_GOAL_
Lines containing the string "this" are to be counted; report only how many there are.
:: MATERIAL SUPPLIED
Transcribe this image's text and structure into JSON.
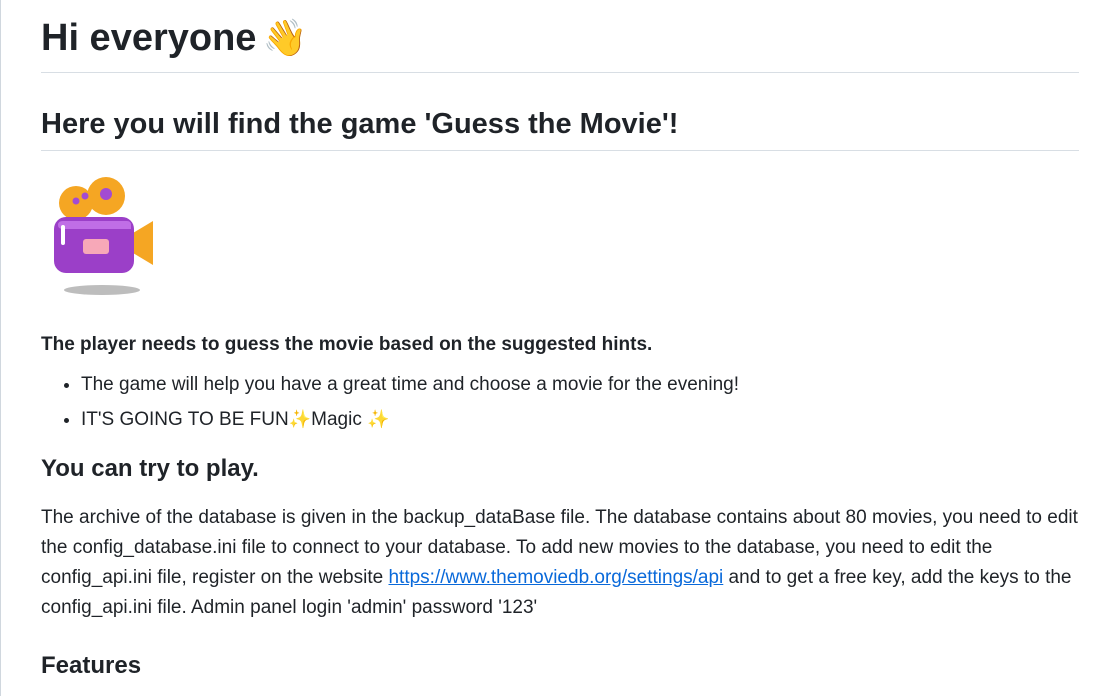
{
  "heading": {
    "title": "Hi everyone",
    "emoji": "👋"
  },
  "subheading": "Here you will find the game 'Guess the Movie'!",
  "logo": {
    "icon": "movie-camera-icon",
    "colors": {
      "body": "#9b3fc8",
      "reels": "#f5a623",
      "lens": "#f5a623",
      "shadow": "#bdbdbd"
    }
  },
  "intro": "The player needs to guess the movie based on the suggested hints.",
  "bullets": [
    {
      "text": "The game will help you have a great time and choose a movie for the evening!"
    },
    {
      "text_before": "IT'S GOING TO BE FUN",
      "sparkle1": "✨",
      "text_middle": "Magic ",
      "sparkle2": "✨"
    }
  ],
  "play_section": {
    "title": "You can try to play.",
    "text_before_link": "The archive of the database is given in the backup_dataBase file. The database contains about 80 movies, you need to edit the config_database.ini file to connect to your database. To add new movies to the database, you need to edit the config_api.ini file, register on the website ",
    "link": "https://www.themoviedb.org/settings/api",
    "text_after_link": " and to get a free key, add the keys to the config_api.ini file. Admin panel login 'admin' password '123'"
  },
  "features_title": "Features",
  "link_color": "#0969da"
}
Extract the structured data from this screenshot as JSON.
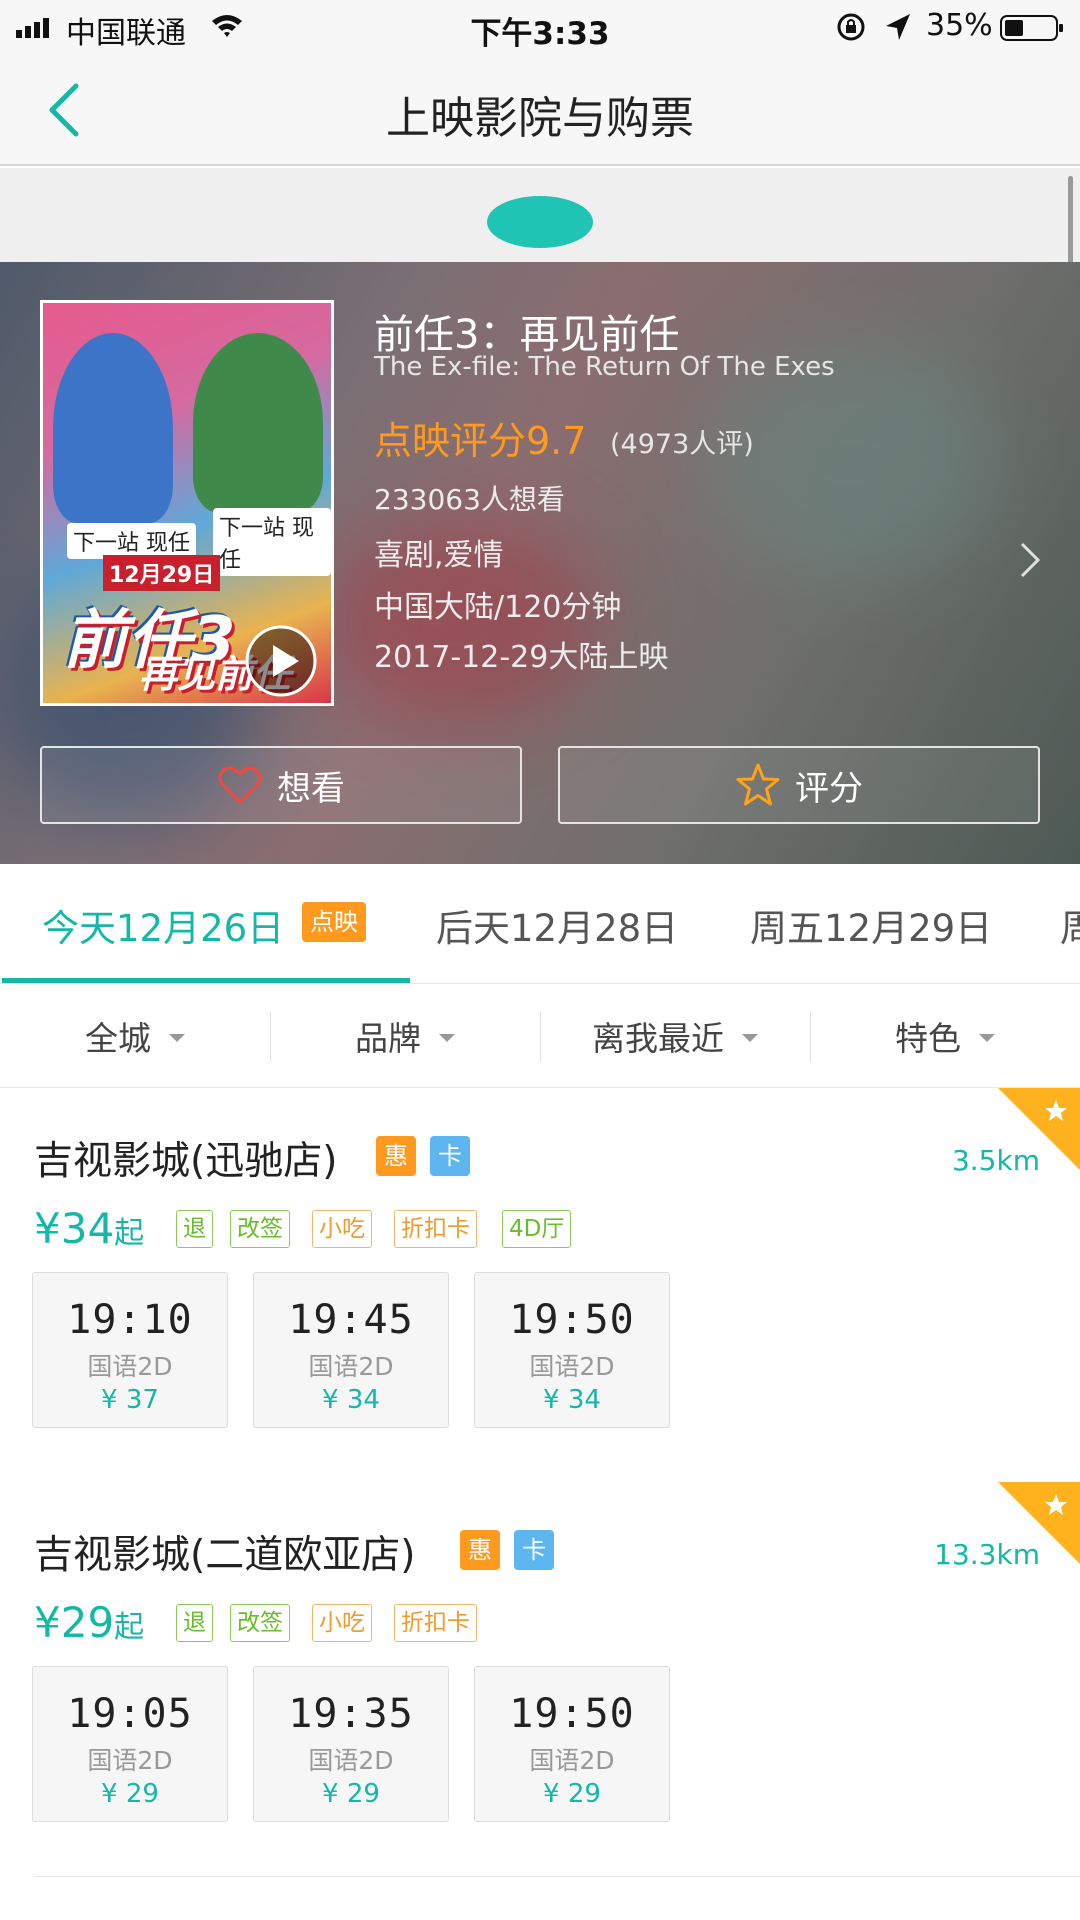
{
  "status_bar": {
    "carrier": "中国联通",
    "time": "下午3:33",
    "battery": "35%"
  },
  "nav": {
    "title": "上映影院与购票"
  },
  "movie": {
    "name": "前任3：再见前任",
    "name_en": "The Ex-file: The Return Of The Exes",
    "rating": "点映评分9.7",
    "rating_count": "(4973人评)",
    "want_count": "233063人想看",
    "genre": "喜剧,爱情",
    "region_duration": "中国大陆/120分钟",
    "release": "2017-12-29大陆上映",
    "poster": {
      "title": "前任3",
      "subtitle": "再见前任",
      "date_banner": "12月29日",
      "tag_left": "下一站 现任",
      "tag_right": "下一站 现任"
    },
    "want_button": "想看",
    "rate_button": "评分"
  },
  "date_tabs": [
    {
      "label": "今天12月26日",
      "active": true
    },
    {
      "label": "后天12月28日",
      "active": false
    },
    {
      "label": "周五12月29日",
      "active": false
    },
    {
      "label": "周",
      "active": false
    }
  ],
  "date_badge": "点映",
  "filters": [
    {
      "label": "全城"
    },
    {
      "label": "品牌"
    },
    {
      "label": "离我最近"
    },
    {
      "label": "特色"
    }
  ],
  "cinemas": [
    {
      "name": "吉视影城(迅驰店)",
      "badge_hui": "惠",
      "badge_ka": "卡",
      "distance": "3.5km",
      "price": "¥34",
      "price_suffix": "起",
      "tags": [
        {
          "label": "退",
          "color": "green"
        },
        {
          "label": "改签",
          "color": "green"
        },
        {
          "label": "小吃",
          "color": "orange"
        },
        {
          "label": "折扣卡",
          "color": "orange"
        },
        {
          "label": "4D厅",
          "color": "green"
        }
      ],
      "showtimes": [
        {
          "time": "19:10",
          "lang": "国语2D",
          "price": "¥ 37"
        },
        {
          "time": "19:45",
          "lang": "国语2D",
          "price": "¥ 34"
        },
        {
          "time": "19:50",
          "lang": "国语2D",
          "price": "¥ 34"
        }
      ]
    },
    {
      "name": "吉视影城(二道欧亚店)",
      "badge_hui": "惠",
      "badge_ka": "卡",
      "distance": "13.3km",
      "price": "¥29",
      "price_suffix": "起",
      "tags": [
        {
          "label": "退",
          "color": "green"
        },
        {
          "label": "改签",
          "color": "green"
        },
        {
          "label": "小吃",
          "color": "orange"
        },
        {
          "label": "折扣卡",
          "color": "orange"
        }
      ],
      "showtimes": [
        {
          "time": "19:05",
          "lang": "国语2D",
          "price": "¥ 29"
        },
        {
          "time": "19:35",
          "lang": "国语2D",
          "price": "¥ 29"
        },
        {
          "time": "19:50",
          "lang": "国语2D",
          "price": "¥ 29"
        }
      ]
    }
  ],
  "colors": {
    "accent": "#14b8a6",
    "rating": "#ff9a1e"
  }
}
::::
_COMPLETED EXERCISE_
2